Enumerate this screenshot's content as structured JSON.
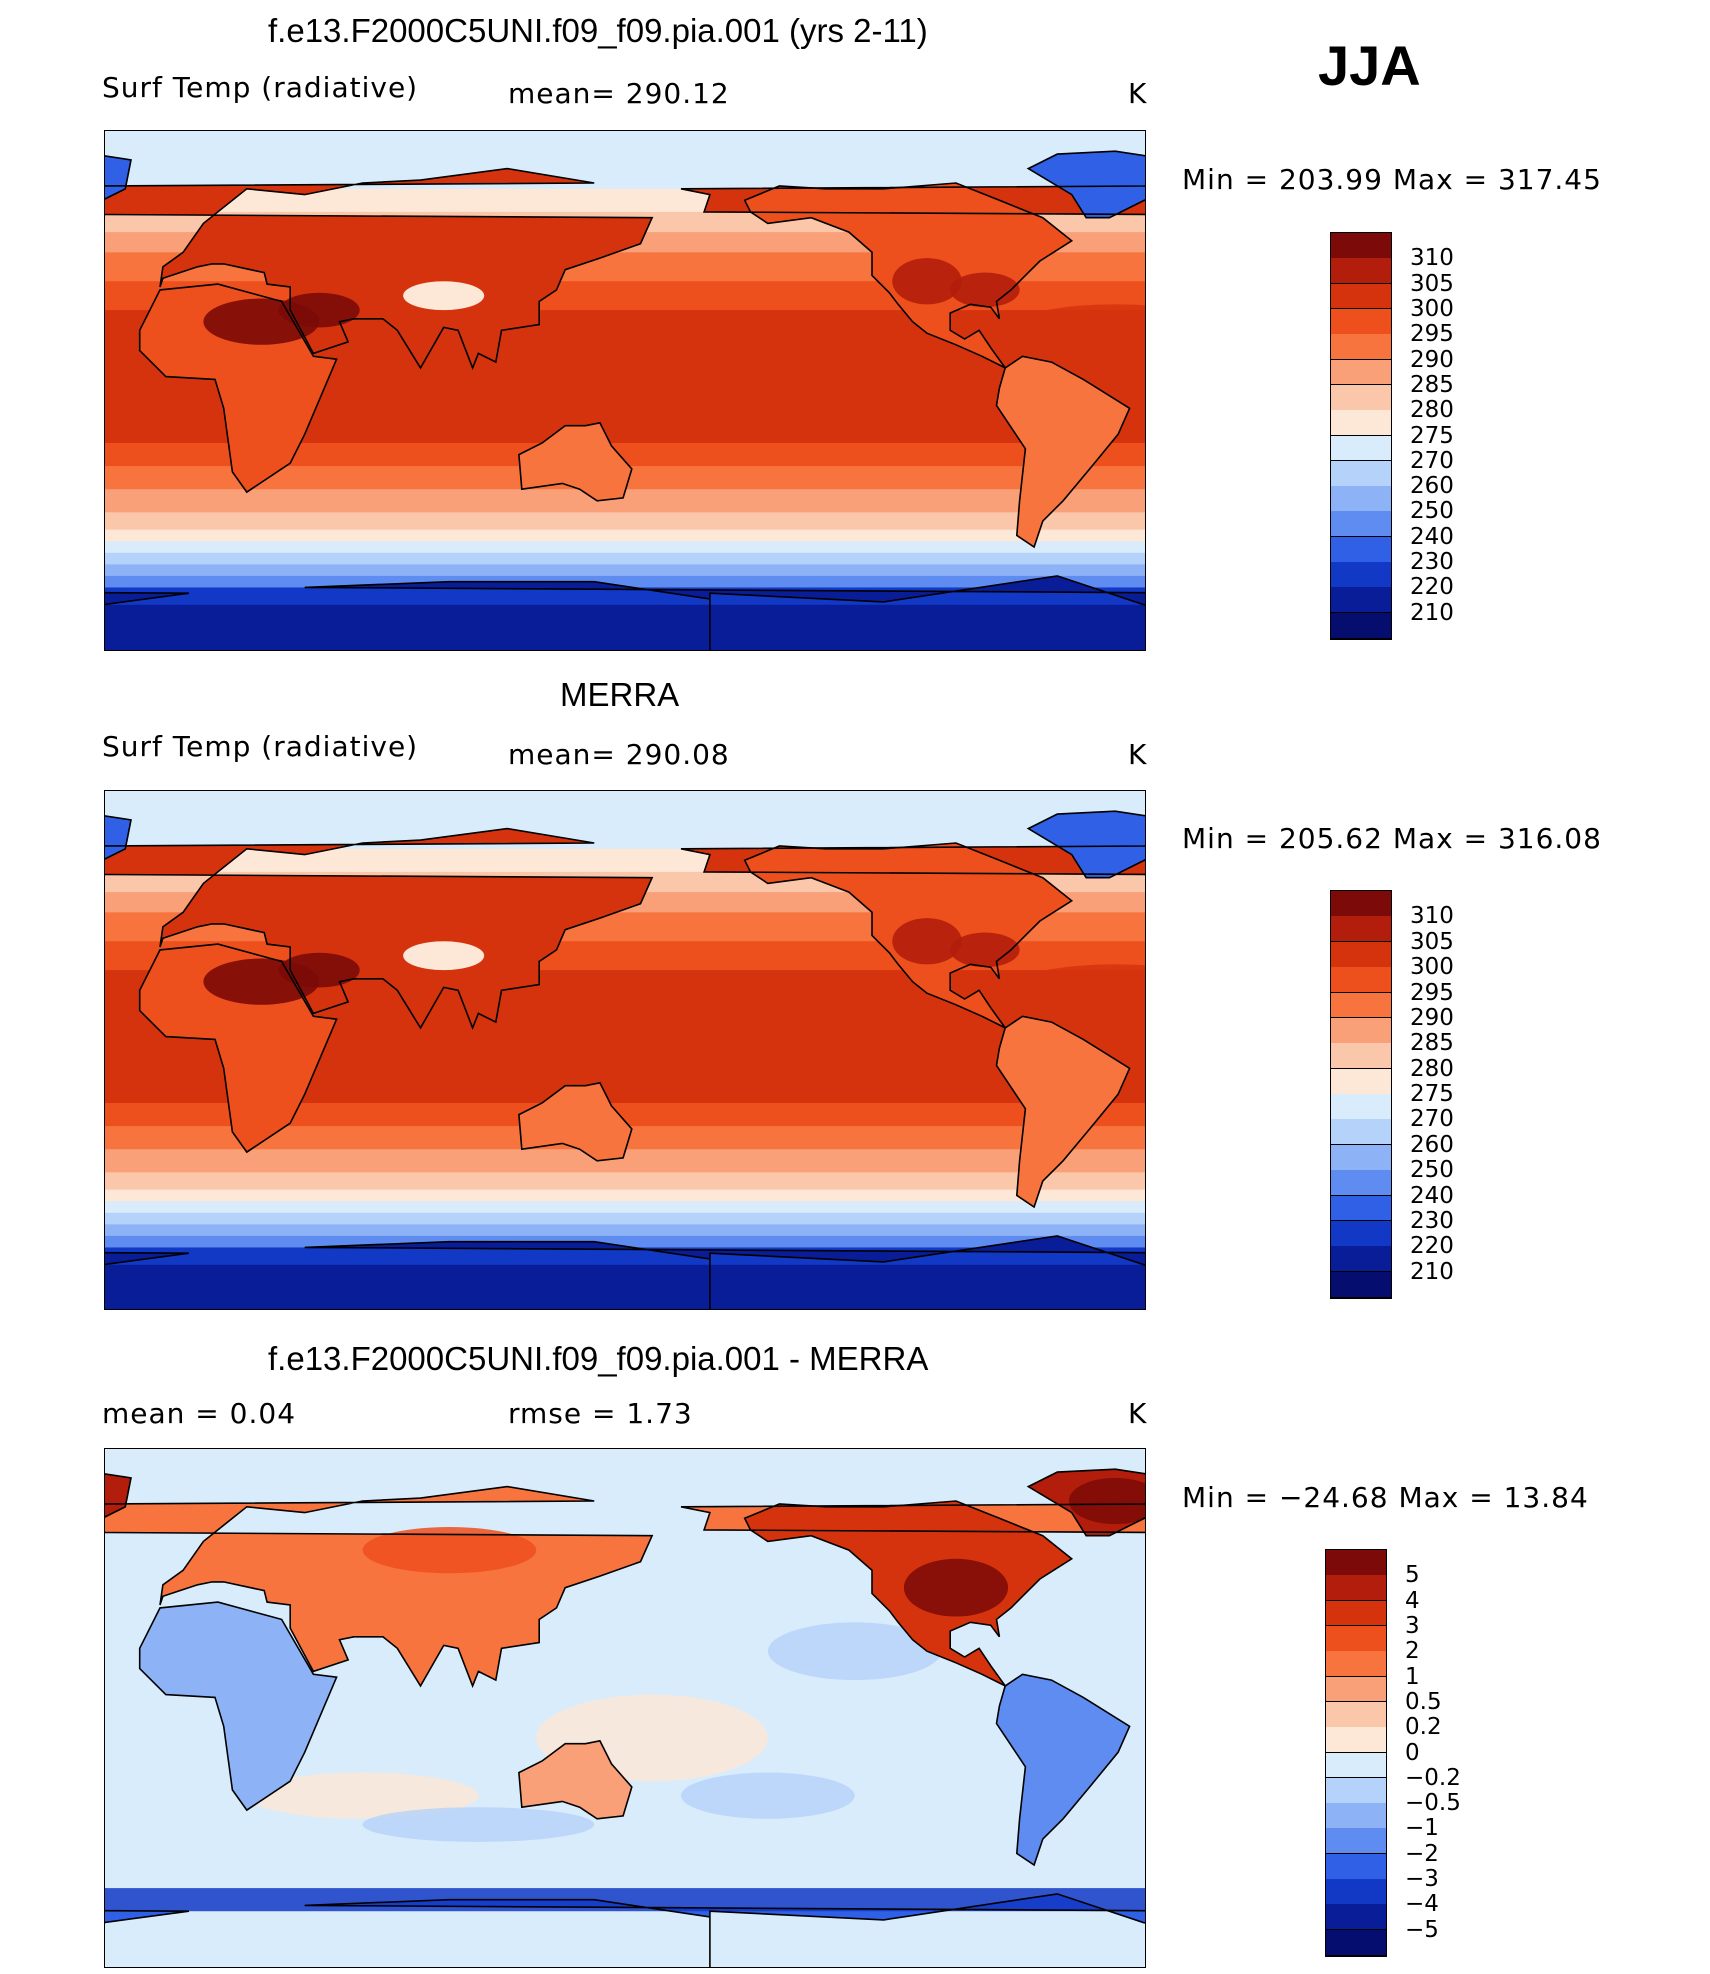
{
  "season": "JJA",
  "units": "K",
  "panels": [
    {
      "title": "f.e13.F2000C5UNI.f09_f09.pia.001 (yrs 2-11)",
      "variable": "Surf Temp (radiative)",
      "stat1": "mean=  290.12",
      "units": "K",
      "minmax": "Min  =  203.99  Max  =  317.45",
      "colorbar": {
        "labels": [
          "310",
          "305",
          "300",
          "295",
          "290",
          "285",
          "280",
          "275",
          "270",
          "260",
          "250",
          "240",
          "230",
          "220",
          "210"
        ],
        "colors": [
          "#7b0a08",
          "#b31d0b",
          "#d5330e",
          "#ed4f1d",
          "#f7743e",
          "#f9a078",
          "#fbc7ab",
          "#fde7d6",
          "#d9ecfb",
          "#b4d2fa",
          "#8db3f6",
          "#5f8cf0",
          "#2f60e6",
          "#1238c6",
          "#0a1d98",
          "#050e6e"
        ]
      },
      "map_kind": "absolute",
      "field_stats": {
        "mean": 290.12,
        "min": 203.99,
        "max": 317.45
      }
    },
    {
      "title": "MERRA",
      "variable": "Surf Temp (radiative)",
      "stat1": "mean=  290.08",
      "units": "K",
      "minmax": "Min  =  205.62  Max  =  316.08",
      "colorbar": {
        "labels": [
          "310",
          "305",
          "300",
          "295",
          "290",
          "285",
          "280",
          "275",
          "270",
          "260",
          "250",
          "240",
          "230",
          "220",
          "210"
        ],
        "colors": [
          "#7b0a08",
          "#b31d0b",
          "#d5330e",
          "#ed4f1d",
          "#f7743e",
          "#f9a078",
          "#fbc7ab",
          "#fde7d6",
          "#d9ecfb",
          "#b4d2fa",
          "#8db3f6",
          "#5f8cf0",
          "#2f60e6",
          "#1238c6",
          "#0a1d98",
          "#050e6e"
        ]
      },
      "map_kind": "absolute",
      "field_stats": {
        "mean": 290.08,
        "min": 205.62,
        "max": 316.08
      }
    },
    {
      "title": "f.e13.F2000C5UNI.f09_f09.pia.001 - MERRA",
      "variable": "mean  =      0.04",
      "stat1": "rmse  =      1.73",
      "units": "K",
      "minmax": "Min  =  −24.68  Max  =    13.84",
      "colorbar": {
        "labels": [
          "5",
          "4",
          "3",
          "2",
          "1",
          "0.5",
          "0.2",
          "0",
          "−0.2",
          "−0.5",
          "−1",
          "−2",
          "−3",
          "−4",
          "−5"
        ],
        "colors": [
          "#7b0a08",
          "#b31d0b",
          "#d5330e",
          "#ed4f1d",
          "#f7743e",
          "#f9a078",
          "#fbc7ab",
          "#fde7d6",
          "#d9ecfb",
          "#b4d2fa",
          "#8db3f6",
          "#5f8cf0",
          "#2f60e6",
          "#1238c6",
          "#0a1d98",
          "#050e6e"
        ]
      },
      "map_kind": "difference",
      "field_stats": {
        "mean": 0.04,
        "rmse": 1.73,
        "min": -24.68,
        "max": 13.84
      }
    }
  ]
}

* [WHAT YOU ARE ASKED TO DO]:
Pictures don't belong in the copy. Restate all the entries exactly.

* [EXERCISE OUTPUT]:
Enumerate this screenshot's content as structured JSON.
{
  "season": "JJA",
  "units": "K",
  "panels": [
    {
      "title": "f.e13.F2000C5UNI.f09_f09.pia.001 (yrs 2-11)",
      "variable": "Surf Temp (radiative)",
      "stat1": "mean=  290.12",
      "units": "K",
      "minmax": "Min  =  203.99  Max  =  317.45",
      "colorbar": {
        "labels": [
          "310",
          "305",
          "300",
          "295",
          "290",
          "285",
          "280",
          "275",
          "270",
          "260",
          "250",
          "240",
          "230",
          "220",
          "210"
        ],
        "colors": [
          "#7b0a08",
          "#b31d0b",
          "#d5330e",
          "#ed4f1d",
          "#f7743e",
          "#f9a078",
          "#fbc7ab",
          "#fde7d6",
          "#d9ecfb",
          "#b4d2fa",
          "#8db3f6",
          "#5f8cf0",
          "#2f60e6",
          "#1238c6",
          "#0a1d98",
          "#050e6e"
        ]
      },
      "map_kind": "absolute",
      "field_stats": {
        "mean": 290.12,
        "min": 203.99,
        "max": 317.45
      }
    },
    {
      "title": "MERRA",
      "variable": "Surf Temp (radiative)",
      "stat1": "mean=  290.08",
      "units": "K",
      "minmax": "Min  =  205.62  Max  =  316.08",
      "colorbar": {
        "labels": [
          "310",
          "305",
          "300",
          "295",
          "290",
          "285",
          "280",
          "275",
          "270",
          "260",
          "250",
          "240",
          "230",
          "220",
          "210"
        ],
        "colors": [
          "#7b0a08",
          "#b31d0b",
          "#d5330e",
          "#ed4f1d",
          "#f7743e",
          "#f9a078",
          "#fbc7ab",
          "#fde7d6",
          "#d9ecfb",
          "#b4d2fa",
          "#8db3f6",
          "#5f8cf0",
          "#2f60e6",
          "#1238c6",
          "#0a1d98",
          "#050e6e"
        ]
      },
      "map_kind": "absolute",
      "field_stats": {
        "mean": 290.08,
        "min": 205.62,
        "max": 316.08
      }
    },
    {
      "title": "f.e13.F2000C5UNI.f09_f09.pia.001 - MERRA",
      "variable": "mean  =      0.04",
      "stat1": "rmse  =      1.73",
      "units": "K",
      "minmax": "Min  =  −24.68  Max  =    13.84",
      "colorbar": {
        "labels": [
          "5",
          "4",
          "3",
          "2",
          "1",
          "0.5",
          "0.2",
          "0",
          "−0.2",
          "−0.5",
          "−1",
          "−2",
          "−3",
          "−4",
          "−5"
        ],
        "colors": [
          "#7b0a08",
          "#b31d0b",
          "#d5330e",
          "#ed4f1d",
          "#f7743e",
          "#f9a078",
          "#fbc7ab",
          "#fde7d6",
          "#d9ecfb",
          "#b4d2fa",
          "#8db3f6",
          "#5f8cf0",
          "#2f60e6",
          "#1238c6",
          "#0a1d98",
          "#050e6e"
        ]
      },
      "map_kind": "difference",
      "field_stats": {
        "mean": 0.04,
        "rmse": 1.73,
        "min": -24.68,
        "max": 13.84
      }
    }
  ]
}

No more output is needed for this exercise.